▶ [What to work on]: Scan each line of the records for the word "well" and extract the ones that have it.
:: Given information
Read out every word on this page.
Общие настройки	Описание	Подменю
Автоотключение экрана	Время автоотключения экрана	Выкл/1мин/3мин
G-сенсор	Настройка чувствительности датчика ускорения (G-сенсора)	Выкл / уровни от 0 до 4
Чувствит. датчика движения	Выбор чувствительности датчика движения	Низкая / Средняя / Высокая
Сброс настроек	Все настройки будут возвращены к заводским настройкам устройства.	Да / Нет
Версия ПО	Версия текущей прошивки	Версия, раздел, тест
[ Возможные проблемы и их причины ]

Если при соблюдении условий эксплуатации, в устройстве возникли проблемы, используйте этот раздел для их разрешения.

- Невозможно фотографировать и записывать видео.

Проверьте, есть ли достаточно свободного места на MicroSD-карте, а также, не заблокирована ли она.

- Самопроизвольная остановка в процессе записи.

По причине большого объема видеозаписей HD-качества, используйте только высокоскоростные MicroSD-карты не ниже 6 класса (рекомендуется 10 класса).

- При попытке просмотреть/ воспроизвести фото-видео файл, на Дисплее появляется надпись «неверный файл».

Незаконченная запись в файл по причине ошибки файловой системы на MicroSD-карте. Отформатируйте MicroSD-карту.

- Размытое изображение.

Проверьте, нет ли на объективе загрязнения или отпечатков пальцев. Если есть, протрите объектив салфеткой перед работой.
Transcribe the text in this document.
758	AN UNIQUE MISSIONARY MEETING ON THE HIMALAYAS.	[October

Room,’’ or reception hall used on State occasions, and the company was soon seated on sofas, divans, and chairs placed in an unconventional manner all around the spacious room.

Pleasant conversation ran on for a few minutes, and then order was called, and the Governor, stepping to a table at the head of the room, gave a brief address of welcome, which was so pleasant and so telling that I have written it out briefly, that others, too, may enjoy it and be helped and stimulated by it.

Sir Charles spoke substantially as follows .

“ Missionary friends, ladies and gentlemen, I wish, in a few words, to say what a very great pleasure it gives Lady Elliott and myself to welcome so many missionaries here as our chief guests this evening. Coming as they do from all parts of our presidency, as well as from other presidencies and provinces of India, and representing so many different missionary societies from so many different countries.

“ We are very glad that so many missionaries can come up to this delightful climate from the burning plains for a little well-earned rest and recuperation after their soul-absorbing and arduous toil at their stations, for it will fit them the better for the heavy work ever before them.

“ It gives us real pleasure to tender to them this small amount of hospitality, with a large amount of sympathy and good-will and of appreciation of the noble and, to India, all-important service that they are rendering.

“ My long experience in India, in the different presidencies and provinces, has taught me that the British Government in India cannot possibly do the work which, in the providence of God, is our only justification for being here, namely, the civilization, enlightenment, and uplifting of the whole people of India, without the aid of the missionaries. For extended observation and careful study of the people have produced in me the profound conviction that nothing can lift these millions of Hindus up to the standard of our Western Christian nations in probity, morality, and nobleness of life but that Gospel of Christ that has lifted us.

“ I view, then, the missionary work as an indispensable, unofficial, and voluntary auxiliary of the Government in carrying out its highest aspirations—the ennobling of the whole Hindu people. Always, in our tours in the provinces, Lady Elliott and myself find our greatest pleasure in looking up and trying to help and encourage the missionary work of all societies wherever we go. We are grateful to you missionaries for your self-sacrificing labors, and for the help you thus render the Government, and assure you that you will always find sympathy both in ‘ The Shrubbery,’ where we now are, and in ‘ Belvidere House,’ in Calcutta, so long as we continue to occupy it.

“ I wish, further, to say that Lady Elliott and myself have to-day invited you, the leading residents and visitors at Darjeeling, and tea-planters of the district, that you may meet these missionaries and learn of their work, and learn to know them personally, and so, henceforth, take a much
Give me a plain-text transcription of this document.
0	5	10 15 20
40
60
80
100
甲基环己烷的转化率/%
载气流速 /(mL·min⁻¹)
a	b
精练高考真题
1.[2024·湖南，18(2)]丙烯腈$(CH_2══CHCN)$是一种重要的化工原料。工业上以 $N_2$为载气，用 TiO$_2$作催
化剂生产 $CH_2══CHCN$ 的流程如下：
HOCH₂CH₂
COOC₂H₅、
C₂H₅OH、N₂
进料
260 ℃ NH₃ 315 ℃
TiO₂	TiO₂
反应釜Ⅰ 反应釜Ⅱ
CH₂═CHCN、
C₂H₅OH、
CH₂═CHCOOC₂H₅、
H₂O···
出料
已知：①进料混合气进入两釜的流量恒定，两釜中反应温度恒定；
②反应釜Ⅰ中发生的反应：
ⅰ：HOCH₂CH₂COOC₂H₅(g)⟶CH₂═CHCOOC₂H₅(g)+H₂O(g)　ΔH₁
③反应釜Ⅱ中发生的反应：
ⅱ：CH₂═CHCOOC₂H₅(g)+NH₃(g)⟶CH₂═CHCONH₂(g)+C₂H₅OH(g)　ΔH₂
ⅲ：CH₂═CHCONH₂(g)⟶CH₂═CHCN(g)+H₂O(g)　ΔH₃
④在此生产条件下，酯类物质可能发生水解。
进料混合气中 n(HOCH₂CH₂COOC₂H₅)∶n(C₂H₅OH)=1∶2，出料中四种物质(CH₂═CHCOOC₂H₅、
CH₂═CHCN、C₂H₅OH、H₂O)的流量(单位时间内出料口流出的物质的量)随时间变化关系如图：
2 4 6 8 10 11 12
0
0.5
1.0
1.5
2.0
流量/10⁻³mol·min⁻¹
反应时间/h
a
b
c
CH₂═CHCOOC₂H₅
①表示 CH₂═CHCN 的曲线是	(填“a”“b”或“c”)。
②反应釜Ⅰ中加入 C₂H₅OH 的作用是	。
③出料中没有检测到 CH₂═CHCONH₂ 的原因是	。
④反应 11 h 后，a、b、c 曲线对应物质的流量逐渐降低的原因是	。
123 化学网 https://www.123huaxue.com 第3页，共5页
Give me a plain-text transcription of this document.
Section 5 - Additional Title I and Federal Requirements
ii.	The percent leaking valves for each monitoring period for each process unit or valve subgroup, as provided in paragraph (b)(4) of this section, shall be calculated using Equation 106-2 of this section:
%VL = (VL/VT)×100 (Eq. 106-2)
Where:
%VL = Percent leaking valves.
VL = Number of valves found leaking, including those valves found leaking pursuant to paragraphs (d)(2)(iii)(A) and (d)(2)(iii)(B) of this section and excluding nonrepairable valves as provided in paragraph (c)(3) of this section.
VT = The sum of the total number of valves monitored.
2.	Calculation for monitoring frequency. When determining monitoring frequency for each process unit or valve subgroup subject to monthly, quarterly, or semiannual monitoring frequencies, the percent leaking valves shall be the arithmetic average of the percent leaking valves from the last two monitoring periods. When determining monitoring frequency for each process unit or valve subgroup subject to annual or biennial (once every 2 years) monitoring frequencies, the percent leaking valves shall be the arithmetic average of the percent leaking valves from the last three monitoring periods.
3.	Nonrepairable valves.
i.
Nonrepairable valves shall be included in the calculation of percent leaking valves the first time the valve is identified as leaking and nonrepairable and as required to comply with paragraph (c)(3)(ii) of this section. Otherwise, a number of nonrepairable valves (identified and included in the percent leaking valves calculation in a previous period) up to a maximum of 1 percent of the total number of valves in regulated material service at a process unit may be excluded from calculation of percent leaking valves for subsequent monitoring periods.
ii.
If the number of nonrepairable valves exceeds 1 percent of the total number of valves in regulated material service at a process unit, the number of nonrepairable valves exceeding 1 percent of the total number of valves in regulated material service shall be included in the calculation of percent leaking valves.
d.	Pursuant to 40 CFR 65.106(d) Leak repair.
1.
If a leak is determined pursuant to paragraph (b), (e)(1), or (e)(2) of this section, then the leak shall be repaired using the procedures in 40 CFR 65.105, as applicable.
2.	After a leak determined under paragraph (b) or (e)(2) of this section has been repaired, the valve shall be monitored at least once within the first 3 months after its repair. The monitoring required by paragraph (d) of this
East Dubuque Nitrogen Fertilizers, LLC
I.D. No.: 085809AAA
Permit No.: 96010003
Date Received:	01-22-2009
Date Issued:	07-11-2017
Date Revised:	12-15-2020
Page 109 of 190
::::
▶ [Exercise result]:
“ Missionary friends, ladies and gentlemen, I wish, in a few words, to say what a very great pleasure it gives Lady Elliott and myself to welcome so many missionaries here as our chief guests this evening. Coming as they do from all parts of our presidency, as well as from other presidencies and provinces of India, and representing so many different missionary societies from so many different countries.
“ We are very glad that so many missionaries can come up to this delightful climate from the burning plains for a little well-earned rest and recuperation after their soul-absorbing and arduous toil at their stations, for it will fit them the better for the heavy work ever before them.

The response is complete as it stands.